-- START OF Exercise materials --

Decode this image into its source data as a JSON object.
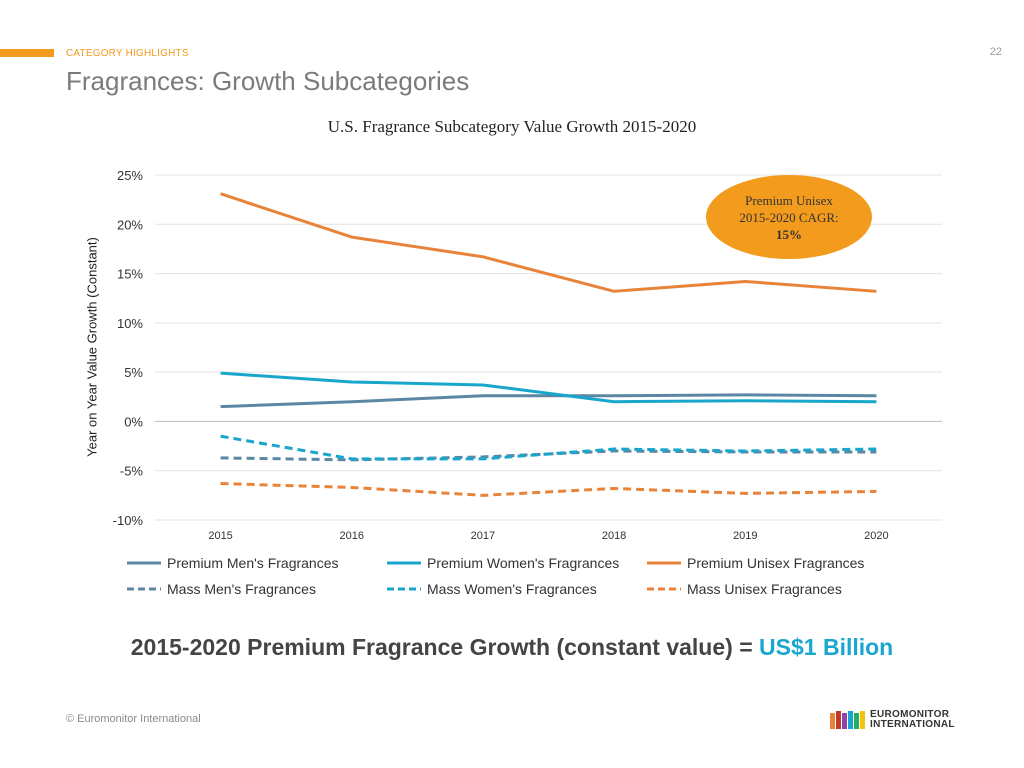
{
  "header": {
    "section": "CATEGORY HIGHLIGHTS",
    "page_number": "22",
    "title": "Fragrances: Growth Subcategories",
    "accent_color": "#f29b1d"
  },
  "callout": {
    "line1": "Premium Unisex",
    "line2": "2015-2020 CAGR:",
    "value": "15%",
    "color": "#f29b1d"
  },
  "headline": {
    "text": "2015-2020 Premium Fragrance Growth (constant value) = ",
    "highlight": "US$1 Billion"
  },
  "footer": {
    "copyright": "© Euromonitor International",
    "logo_line1": "EUROMONITOR",
    "logo_line2": "INTERNATIONAL"
  },
  "chart_data": {
    "type": "line",
    "title": "U.S. Fragrance Subcategory Value Growth 2015-2020",
    "xlabel": "",
    "ylabel": "Year on Year Value Growth (Constant)",
    "categories": [
      "2015",
      "2016",
      "2017",
      "2018",
      "2019",
      "2020"
    ],
    "ylim": [
      -10,
      25
    ],
    "yticks": [
      -10,
      -5,
      0,
      5,
      10,
      15,
      20,
      25
    ],
    "ytick_labels": [
      "-10%",
      "-5%",
      "0%",
      "5%",
      "10%",
      "15%",
      "20%",
      "25%"
    ],
    "grid": true,
    "legend_position": "bottom",
    "series": [
      {
        "name": "Premium Men's Fragrances",
        "values": [
          1.5,
          2.0,
          2.6,
          2.6,
          2.7,
          2.6
        ],
        "color": "#5b87a4",
        "dash": false
      },
      {
        "name": "Premium Women's Fragrances",
        "values": [
          4.9,
          4.0,
          3.7,
          2.0,
          2.1,
          2.0
        ],
        "color": "#18a6cc",
        "dash": false
      },
      {
        "name": "Premium Unisex Fragrances",
        "values": [
          23.1,
          18.7,
          16.7,
          13.2,
          14.2,
          13.2
        ],
        "color": "#e8833a",
        "dash": false
      },
      {
        "name": "Mass Men's Fragrances",
        "values": [
          -3.7,
          -3.9,
          -3.6,
          -3.0,
          -3.1,
          -3.1
        ],
        "color": "#5b87a4",
        "dash": true
      },
      {
        "name": "Mass Women's Fragrances",
        "values": [
          -1.5,
          -3.8,
          -3.8,
          -2.8,
          -3.0,
          -2.8
        ],
        "color": "#18a6cc",
        "dash": true
      },
      {
        "name": "Mass Unisex Fragrances",
        "values": [
          -6.3,
          -6.7,
          -7.5,
          -6.8,
          -7.3,
          -7.1
        ],
        "color": "#e8833a",
        "dash": true
      }
    ]
  }
}
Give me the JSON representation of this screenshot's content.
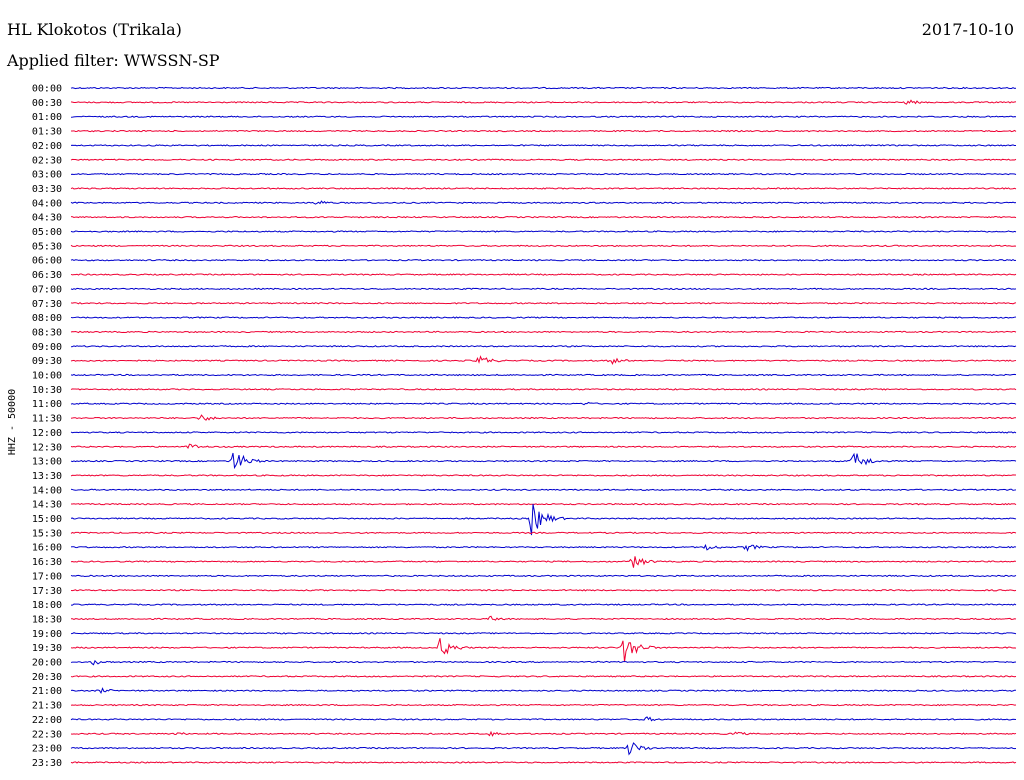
{
  "header": {
    "station": "HL Klokotos (Trikala)",
    "date": "2017-10-10",
    "filter": "Applied filter: WWSSN-SP"
  },
  "chart_data": {
    "type": "line",
    "title": "HL Klokotos (Trikala)",
    "ylabel": "HHZ - 50000",
    "colors": {
      "blue": "#0000cc",
      "red": "#ee0033"
    },
    "row_labels": [
      "00:00",
      "00:30",
      "01:00",
      "01:30",
      "02:00",
      "02:30",
      "03:00",
      "03:30",
      "04:00",
      "04:30",
      "05:00",
      "05:30",
      "06:00",
      "06:30",
      "07:00",
      "07:30",
      "08:00",
      "08:30",
      "09:00",
      "09:30",
      "10:00",
      "10:30",
      "11:00",
      "11:30",
      "12:00",
      "12:30",
      "13:00",
      "13:30",
      "14:00",
      "14:30",
      "15:00",
      "15:30",
      "16:00",
      "16:30",
      "17:00",
      "17:30",
      "18:00",
      "18:30",
      "19:00",
      "19:30",
      "20:00",
      "20:30",
      "21:00",
      "21:30",
      "22:00",
      "22:30",
      "23:00",
      "23:30"
    ],
    "row_colors": [
      "blue",
      "red",
      "blue",
      "red",
      "blue",
      "red",
      "blue",
      "red",
      "blue",
      "red",
      "blue",
      "red",
      "blue",
      "red",
      "blue",
      "red",
      "blue",
      "red",
      "blue",
      "red",
      "blue",
      "red",
      "blue",
      "red",
      "blue",
      "red",
      "blue",
      "red",
      "blue",
      "red",
      "blue",
      "red",
      "blue",
      "red",
      "blue",
      "red",
      "blue",
      "red",
      "blue",
      "red",
      "blue",
      "red",
      "blue",
      "red",
      "blue",
      "red",
      "blue",
      "red"
    ],
    "events": [
      {
        "row": "00:30",
        "minute": 26.5,
        "amplitude": 3
      },
      {
        "row": "04:00",
        "minute": 7.8,
        "amplitude": 3
      },
      {
        "row": "09:30",
        "minute": 12.9,
        "amplitude": 6
      },
      {
        "row": "09:30",
        "minute": 17.1,
        "amplitude": 4
      },
      {
        "row": "11:00",
        "minute": 16.3,
        "amplitude": 2
      },
      {
        "row": "11:30",
        "minute": 4.1,
        "amplitude": 4
      },
      {
        "row": "12:30",
        "minute": 3.7,
        "amplitude": 4
      },
      {
        "row": "13:00",
        "minute": 5.1,
        "amplitude": 13
      },
      {
        "row": "13:00",
        "minute": 24.8,
        "amplitude": 11
      },
      {
        "row": "15:00",
        "minute": 14.6,
        "amplitude": 17
      },
      {
        "row": "16:00",
        "minute": 20.1,
        "amplitude": 4
      },
      {
        "row": "16:00",
        "minute": 21.4,
        "amplitude": 4
      },
      {
        "row": "16:30",
        "minute": 17.8,
        "amplitude": 7
      },
      {
        "row": "18:30",
        "minute": 13.3,
        "amplitude": 3
      },
      {
        "row": "19:30",
        "minute": 11.7,
        "amplitude": 10
      },
      {
        "row": "19:30",
        "minute": 17.5,
        "amplitude": 17
      },
      {
        "row": "20:00",
        "minute": 0.7,
        "amplitude": 3
      },
      {
        "row": "21:00",
        "minute": 0.9,
        "amplitude": 3
      },
      {
        "row": "22:00",
        "minute": 18.2,
        "amplitude": 3
      },
      {
        "row": "22:30",
        "minute": 3.3,
        "amplitude": 2
      },
      {
        "row": "22:30",
        "minute": 13.3,
        "amplitude": 3
      },
      {
        "row": "22:30",
        "minute": 21.0,
        "amplitude": 3
      },
      {
        "row": "23:00",
        "minute": 17.7,
        "amplitude": 8
      }
    ]
  }
}
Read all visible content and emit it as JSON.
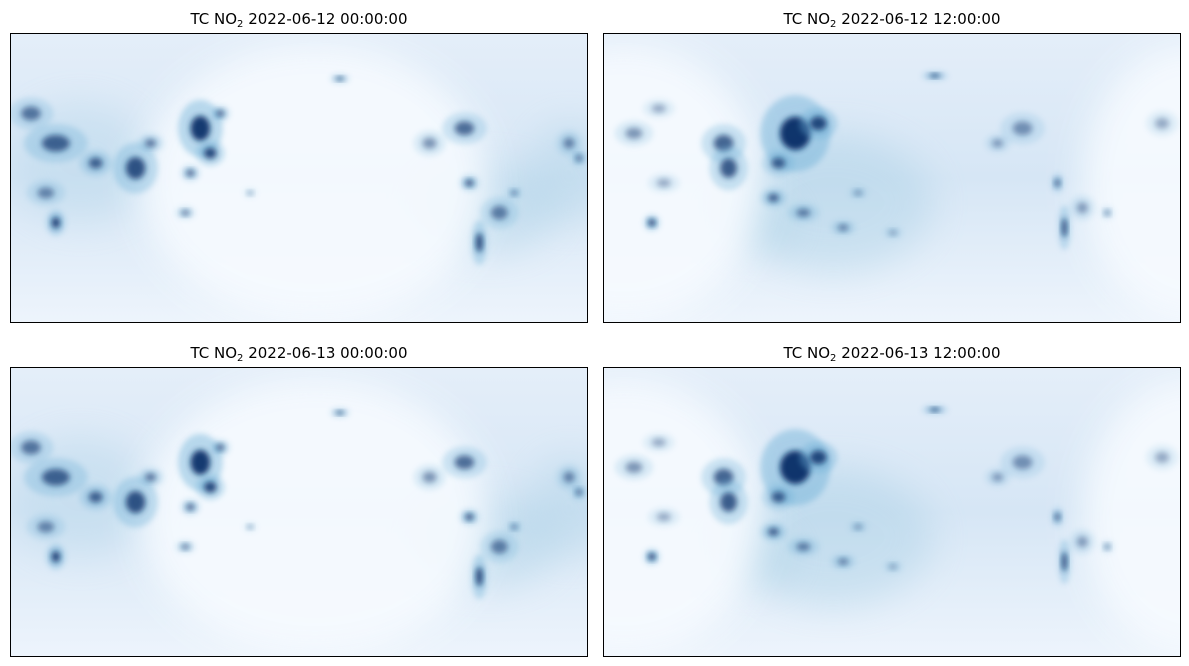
{
  "figure": {
    "colormap": "Blues",
    "colors": {
      "low": "#f7fbff",
      "mid": "#c6dbef",
      "high": "#08306b"
    },
    "panels": [
      {
        "title_prefix": "TC NO",
        "subscript": "2",
        "title_time": "2022-06-12 00:00:00",
        "day_side": "east"
      },
      {
        "title_prefix": "TC NO",
        "subscript": "2",
        "title_time": "2022-06-12 12:00:00",
        "day_side": "west"
      },
      {
        "title_prefix": "TC NO",
        "subscript": "2",
        "title_time": "2022-06-13 00:00:00",
        "day_side": "east"
      },
      {
        "title_prefix": "TC NO",
        "subscript": "2",
        "title_time": "2022-06-13 12:00:00",
        "day_side": "west"
      }
    ]
  }
}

-- END OF Exercise materials --

Instruction
Above are the records. Copy exactly, and only, the lines from the line containing "Read all visible content and emit it as JSON." through the last one, omitting any pictures.

Task solution
Read all visible content and emit it as JSON.
{
  "figure": {
    "colormap": "Blues",
    "colors": {
      "low": "#f7fbff",
      "mid": "#c6dbef",
      "high": "#08306b"
    },
    "panels": [
      {
        "title_prefix": "TC NO",
        "subscript": "2",
        "title_time": "2022-06-12 00:00:00",
        "day_side": "east"
      },
      {
        "title_prefix": "TC NO",
        "subscript": "2",
        "title_time": "2022-06-12 12:00:00",
        "day_side": "west"
      },
      {
        "title_prefix": "TC NO",
        "subscript": "2",
        "title_time": "2022-06-13 00:00:00",
        "day_side": "east"
      },
      {
        "title_prefix": "TC NO",
        "subscript": "2",
        "title_time": "2022-06-13 12:00:00",
        "day_side": "west"
      }
    ]
  }
}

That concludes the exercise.